» Your goal
Return the material word for word. Do not include pictures.
"""
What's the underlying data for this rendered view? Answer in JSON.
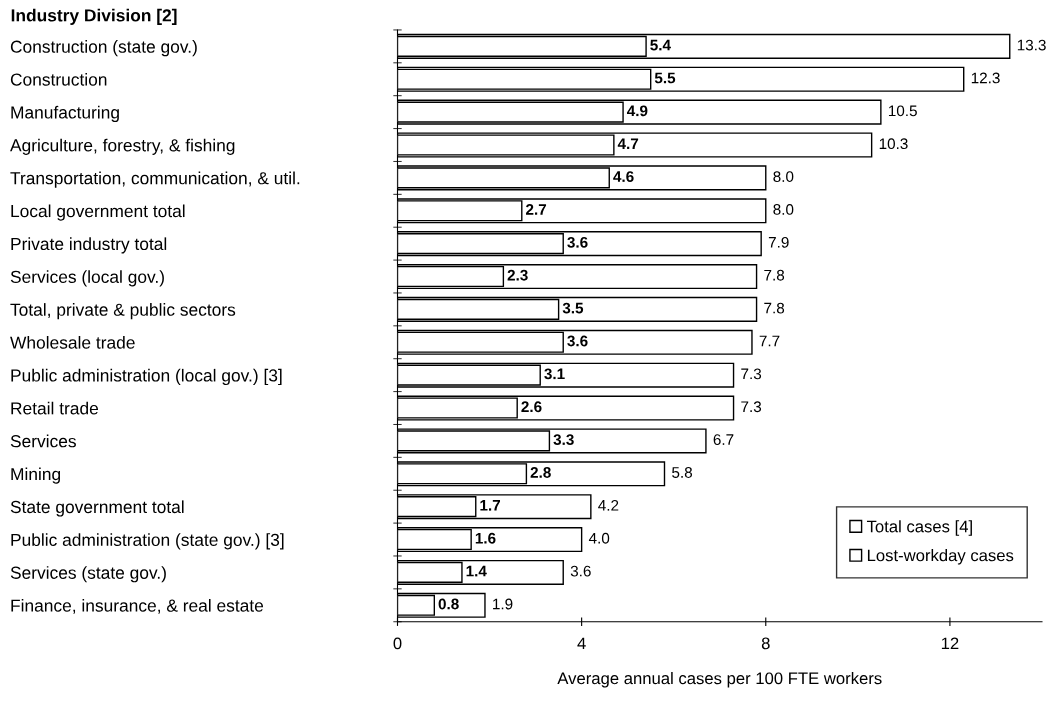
{
  "chart_data": {
    "type": "bar",
    "orientation": "horizontal",
    "title": "Industry Division [2]",
    "xlabel": "Average annual cases per 100 FTE workers",
    "categories": [
      "Construction (state gov.)",
      "Construction",
      "Manufacturing",
      "Agriculture, forestry, & fishing",
      "Transportation, communication, & util.",
      "Local government total",
      "Private industry total",
      "Services (local gov.)",
      "Total, private & public sectors",
      "Wholesale trade",
      "Public administration (local gov.) [3]",
      "Retail trade",
      "Services",
      "Mining",
      "State government total",
      "Public administration (state gov.) [3]",
      "Services (state gov.)",
      "Finance, insurance, & real estate"
    ],
    "series": [
      {
        "name": "Total cases [4]",
        "color": "#ffffff",
        "values": [
          13.3,
          12.3,
          10.5,
          10.3,
          8.0,
          8.0,
          7.9,
          7.8,
          7.8,
          7.7,
          7.3,
          7.3,
          6.7,
          5.8,
          4.2,
          4.0,
          3.6,
          1.9
        ],
        "value_labels": [
          "13.3",
          "12.3",
          "10.5",
          "10.3",
          "8.0",
          "8.0",
          "7.9",
          "7.8",
          "7.8",
          "7.7",
          "7.3",
          "7.3",
          "6.7",
          "5.8",
          "4.2",
          "4.0",
          "3.6",
          "1.9"
        ]
      },
      {
        "name": "Lost-workday cases",
        "color": "#ffffff",
        "values": [
          5.4,
          5.5,
          4.9,
          4.7,
          4.6,
          2.7,
          3.6,
          2.3,
          3.5,
          3.6,
          3.1,
          2.6,
          3.3,
          2.8,
          1.7,
          1.6,
          1.4,
          0.8
        ],
        "value_labels": [
          "5.4",
          "5.5",
          "4.9",
          "4.7",
          "4.6",
          "2.7",
          "3.6",
          "2.3",
          "3.5",
          "3.6",
          "3.1",
          "2.6",
          "3.3",
          "2.8",
          "1.7",
          "1.6",
          "1.4",
          "0.8"
        ]
      }
    ],
    "xlim": [
      0,
      14
    ],
    "xticks": [
      0,
      4,
      8,
      12
    ],
    "legend": "bottom right"
  }
}
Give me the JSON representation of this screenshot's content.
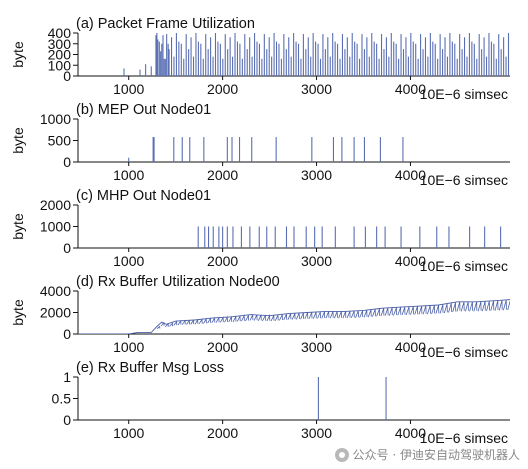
{
  "chart_data": [
    {
      "type": "bar",
      "title": "(a) Packet Frame Utilization",
      "ylabel": "byte",
      "xlabel": "10E−6 simsec",
      "xlim": [
        460,
        5060
      ],
      "ylim": [
        0,
        400
      ],
      "yticks": [
        0,
        100,
        200,
        300,
        400
      ],
      "xticks": [
        1000,
        2000,
        3000,
        4000
      ],
      "color": "#5a6fb3",
      "pattern": {
        "kind": "dense-spikes",
        "start": 1300,
        "end": 5060,
        "spacing": 26,
        "levels": [
          400,
          320,
          300,
          160,
          390,
          250,
          360,
          180
        ]
      },
      "x": [
        950,
        1120,
        1180,
        1240,
        1290,
        1310,
        1340,
        1365,
        1390,
        1420
      ],
      "values": [
        70,
        60,
        110,
        90,
        380,
        340,
        230,
        380,
        160,
        300
      ]
    },
    {
      "type": "bar",
      "title": "(b) MEP Out Node01",
      "ylabel": "byte",
      "xlabel": "10E−6 simsec",
      "xlim": [
        460,
        5060
      ],
      "ylim": [
        0,
        1000
      ],
      "yticks": [
        0,
        500,
        1000
      ],
      "xticks": [
        1000,
        2000,
        3000,
        4000
      ],
      "color": "#5a6fb3",
      "x": [
        1000,
        1260,
        1270,
        1480,
        1570,
        1650,
        1800,
        2050,
        2100,
        2180,
        2310,
        2570,
        2950,
        3180,
        3270,
        3400,
        3510,
        3680,
        3920
      ],
      "values": [
        100,
        580,
        580,
        580,
        580,
        580,
        580,
        580,
        580,
        580,
        580,
        580,
        580,
        580,
        580,
        580,
        580,
        580,
        580
      ]
    },
    {
      "type": "bar",
      "title": "(c) MHP Out Node01",
      "ylabel": "byte",
      "xlabel": "10E−6 simsec",
      "xlim": [
        460,
        5060
      ],
      "ylim": [
        0,
        2000
      ],
      "yticks": [
        0,
        1000,
        2000
      ],
      "xticks": [
        1000,
        2000,
        3000,
        4000
      ],
      "color": "#5a6fb3",
      "x": [
        1740,
        1810,
        1850,
        1900,
        1960,
        2000,
        2050,
        2110,
        2200,
        2290,
        2390,
        2470,
        2560,
        2680,
        2760,
        2890,
        2980,
        3060,
        3200,
        3400,
        3520,
        3640,
        3730,
        3900,
        4100,
        4280,
        4410,
        4630,
        4790,
        4960
      ],
      "values": [
        1000,
        1000,
        1000,
        1000,
        1000,
        1000,
        1000,
        1000,
        1000,
        1000,
        1000,
        1000,
        1000,
        1000,
        1000,
        1000,
        1000,
        1000,
        1000,
        1000,
        1000,
        1000,
        1000,
        1000,
        1000,
        1000,
        1000,
        1000,
        1000,
        1000
      ]
    },
    {
      "type": "line",
      "title": "(d) Rx Buffer Utilization Node00",
      "ylabel": "byte",
      "xlabel": "10E−6 simsec",
      "xlim": [
        460,
        5060
      ],
      "ylim": [
        0,
        4000
      ],
      "yticks": [
        0,
        2000,
        4000
      ],
      "xticks": [
        1000,
        2000,
        3000,
        4000
      ],
      "color": "#4a5fa8",
      "x": [
        460,
        1000,
        1100,
        1240,
        1300,
        1350,
        1400,
        1500,
        1700,
        1900,
        2100,
        2300,
        2500,
        2700,
        2900,
        3100,
        3300,
        3500,
        3700,
        3900,
        4100,
        4300,
        4500,
        4700,
        4900,
        5060
      ],
      "values": [
        0,
        0,
        150,
        150,
        700,
        1100,
        900,
        1200,
        1300,
        1500,
        1600,
        1800,
        1700,
        1900,
        2000,
        2100,
        2100,
        2200,
        2400,
        2500,
        2600,
        2700,
        3000,
        3000,
        3100,
        3200
      ]
    },
    {
      "type": "bar",
      "title": "(e) Rx Buffer Msg Loss",
      "ylabel": "",
      "xlabel": "10E−6 simsec",
      "xlim": [
        460,
        5060
      ],
      "ylim": [
        0,
        1
      ],
      "yticks": [
        0,
        0.5,
        1
      ],
      "xticks": [
        1000,
        2000,
        3000,
        4000
      ],
      "color": "#5a6fb3",
      "x": [
        3020,
        3740
      ],
      "values": [
        1,
        1
      ]
    }
  ],
  "watermark": {
    "text": "公众号 · 伊迪安自动驾驶机器人",
    "icon": "wechat-icon"
  }
}
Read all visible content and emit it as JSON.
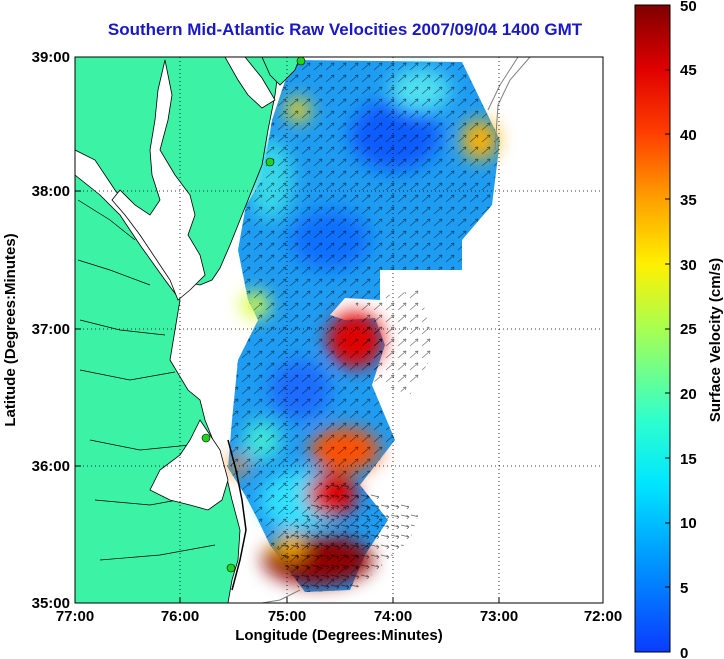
{
  "title": "Southern Mid-Atlantic Raw Velocities 2007/09/04 1400 GMT",
  "map": {
    "x_ticks": [
      "77:00",
      "76:00",
      "75:00",
      "74:00",
      "73:00",
      "72:00"
    ],
    "y_ticks": [
      "39:00",
      "38:00",
      "37:00",
      "36:00",
      "35:00"
    ],
    "xlabel": "Longitude (Degrees:Minutes)",
    "ylabel": "Latitude (Degrees:Minutes)",
    "lon_range": [
      -77,
      -72
    ],
    "lat_range": [
      35,
      39
    ],
    "colors": {
      "land": "#3cf2a4",
      "water": "#ffffff",
      "title": "#1818c8",
      "station": "#1fd41f"
    }
  },
  "colorbar": {
    "label": "Surface Velocity (cm/s)",
    "ticks": [
      "0",
      "5",
      "10",
      "15",
      "20",
      "25",
      "30",
      "35",
      "40",
      "45",
      "50"
    ],
    "range": [
      0,
      50
    ]
  }
}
"""
» Task solution
What's the underlying data for this rendered view? Answer in JSON.
{
  "chart_data": {
    "type": "bar",
    "orientation": "horizontal",
    "title": "Industry Division [2]",
    "xlabel": "Average annual cases per 100 FTE workers",
    "categories": [
      "Construction (state gov.)",
      "Construction",
      "Manufacturing",
      "Agriculture, forestry, & fishing",
      "Transportation, communication, & util.",
      "Local government total",
      "Private industry total",
      "Services (local gov.)",
      "Total, private & public sectors",
      "Wholesale trade",
      "Public administration (local gov.) [3]",
      "Retail trade",
      "Services",
      "Mining",
      "State government total",
      "Public administration (state gov.) [3]",
      "Services (state gov.)",
      "Finance, insurance, & real estate"
    ],
    "series": [
      {
        "name": "Total cases [4]",
        "color": "#ffffff",
        "values": [
          13.3,
          12.3,
          10.5,
          10.3,
          8.0,
          8.0,
          7.9,
          7.8,
          7.8,
          7.7,
          7.3,
          7.3,
          6.7,
          5.8,
          4.2,
          4.0,
          3.6,
          1.9
        ],
        "value_labels": [
          "13.3",
          "12.3",
          "10.5",
          "10.3",
          "8.0",
          "8.0",
          "7.9",
          "7.8",
          "7.8",
          "7.7",
          "7.3",
          "7.3",
          "6.7",
          "5.8",
          "4.2",
          "4.0",
          "3.6",
          "1.9"
        ]
      },
      {
        "name": "Lost-workday cases",
        "color": "#ffffff",
        "values": [
          5.4,
          5.5,
          4.9,
          4.7,
          4.6,
          2.7,
          3.6,
          2.3,
          3.5,
          3.6,
          3.1,
          2.6,
          3.3,
          2.8,
          1.7,
          1.6,
          1.4,
          0.8
        ],
        "value_labels": [
          "5.4",
          "5.5",
          "4.9",
          "4.7",
          "4.6",
          "2.7",
          "3.6",
          "2.3",
          "3.5",
          "3.6",
          "3.1",
          "2.6",
          "3.3",
          "2.8",
          "1.7",
          "1.6",
          "1.4",
          "0.8"
        ]
      }
    ],
    "xlim": [
      0,
      14
    ],
    "xticks": [
      0,
      4,
      8,
      12
    ],
    "legend": "bottom right"
  }
}
Give me the JSON representation of this screenshot's content.
{
  "chart_data": [
    {
      "type": "bar",
      "title": "(a) Packet Frame Utilization",
      "ylabel": "byte",
      "xlabel": "10E−6 simsec",
      "xlim": [
        460,
        5060
      ],
      "ylim": [
        0,
        400
      ],
      "yticks": [
        0,
        100,
        200,
        300,
        400
      ],
      "xticks": [
        1000,
        2000,
        3000,
        4000
      ],
      "color": "#5a6fb3",
      "pattern": {
        "kind": "dense-spikes",
        "start": 1300,
        "end": 5060,
        "spacing": 26,
        "levels": [
          400,
          320,
          300,
          160,
          390,
          250,
          360,
          180
        ]
      },
      "x": [
        950,
        1120,
        1180,
        1240,
        1290,
        1310,
        1340,
        1365,
        1390,
        1420
      ],
      "values": [
        70,
        60,
        110,
        90,
        380,
        340,
        230,
        380,
        160,
        300
      ]
    },
    {
      "type": "bar",
      "title": "(b) MEP Out Node01",
      "ylabel": "byte",
      "xlabel": "10E−6 simsec",
      "xlim": [
        460,
        5060
      ],
      "ylim": [
        0,
        1000
      ],
      "yticks": [
        0,
        500,
        1000
      ],
      "xticks": [
        1000,
        2000,
        3000,
        4000
      ],
      "color": "#5a6fb3",
      "x": [
        1000,
        1260,
        1270,
        1480,
        1570,
        1650,
        1800,
        2050,
        2100,
        2180,
        2310,
        2570,
        2950,
        3180,
        3270,
        3400,
        3510,
        3680,
        3920
      ],
      "values": [
        100,
        580,
        580,
        580,
        580,
        580,
        580,
        580,
        580,
        580,
        580,
        580,
        580,
        580,
        580,
        580,
        580,
        580,
        580
      ]
    },
    {
      "type": "bar",
      "title": "(c) MHP Out Node01",
      "ylabel": "byte",
      "xlabel": "10E−6 simsec",
      "xlim": [
        460,
        5060
      ],
      "ylim": [
        0,
        2000
      ],
      "yticks": [
        0,
        1000,
        2000
      ],
      "xticks": [
        1000,
        2000,
        3000,
        4000
      ],
      "color": "#5a6fb3",
      "x": [
        1740,
        1810,
        1850,
        1900,
        1960,
        2000,
        2050,
        2110,
        2200,
        2290,
        2390,
        2470,
        2560,
        2680,
        2760,
        2890,
        2980,
        3060,
        3200,
        3400,
        3520,
        3640,
        3730,
        3900,
        4100,
        4280,
        4410,
        4630,
        4790,
        4960
      ],
      "values": [
        1000,
        1000,
        1000,
        1000,
        1000,
        1000,
        1000,
        1000,
        1000,
        1000,
        1000,
        1000,
        1000,
        1000,
        1000,
        1000,
        1000,
        1000,
        1000,
        1000,
        1000,
        1000,
        1000,
        1000,
        1000,
        1000,
        1000,
        1000,
        1000,
        1000
      ]
    },
    {
      "type": "line",
      "title": "(d) Rx Buffer Utilization Node00",
      "ylabel": "byte",
      "xlabel": "10E−6 simsec",
      "xlim": [
        460,
        5060
      ],
      "ylim": [
        0,
        4000
      ],
      "yticks": [
        0,
        2000,
        4000
      ],
      "xticks": [
        1000,
        2000,
        3000,
        4000
      ],
      "color": "#4a5fa8",
      "x": [
        460,
        1000,
        1100,
        1240,
        1300,
        1350,
        1400,
        1500,
        1700,
        1900,
        2100,
        2300,
        2500,
        2700,
        2900,
        3100,
        3300,
        3500,
        3700,
        3900,
        4100,
        4300,
        4500,
        4700,
        4900,
        5060
      ],
      "values": [
        0,
        0,
        150,
        150,
        700,
        1100,
        900,
        1200,
        1300,
        1500,
        1600,
        1800,
        1700,
        1900,
        2000,
        2100,
        2100,
        2200,
        2400,
        2500,
        2600,
        2700,
        3000,
        3000,
        3100,
        3200
      ]
    },
    {
      "type": "bar",
      "title": "(e) Rx Buffer Msg Loss",
      "ylabel": "",
      "xlabel": "10E−6 simsec",
      "xlim": [
        460,
        5060
      ],
      "ylim": [
        0,
        1
      ],
      "yticks": [
        0,
        0.5,
        1
      ],
      "xticks": [
        1000,
        2000,
        3000,
        4000
      ],
      "color": "#5a6fb3",
      "x": [
        3020,
        3740
      ],
      "values": [
        1,
        1
      ]
    }
  ],
  "watermark": {
    "text": "公众号 · 伊迪安自动驾驶机器人",
    "icon": "wechat-icon"
  }
}
Read all visible content and emit it as JSON.
{
  "title": "Southern Mid-Atlantic Raw Velocities 2007/09/04 1400 GMT",
  "map": {
    "x_ticks": [
      "77:00",
      "76:00",
      "75:00",
      "74:00",
      "73:00",
      "72:00"
    ],
    "y_ticks": [
      "39:00",
      "38:00",
      "37:00",
      "36:00",
      "35:00"
    ],
    "xlabel": "Longitude (Degrees:Minutes)",
    "ylabel": "Latitude (Degrees:Minutes)",
    "lon_range": [
      -77,
      -72
    ],
    "lat_range": [
      35,
      39
    ],
    "colors": {
      "land": "#3cf2a4",
      "water": "#ffffff",
      "title": "#1818c8",
      "station": "#1fd41f"
    }
  },
  "colorbar": {
    "label": "Surface Velocity (cm/s)",
    "ticks": [
      "0",
      "5",
      "10",
      "15",
      "20",
      "25",
      "30",
      "35",
      "40",
      "45",
      "50"
    ],
    "range": [
      0,
      50
    ]
  }
}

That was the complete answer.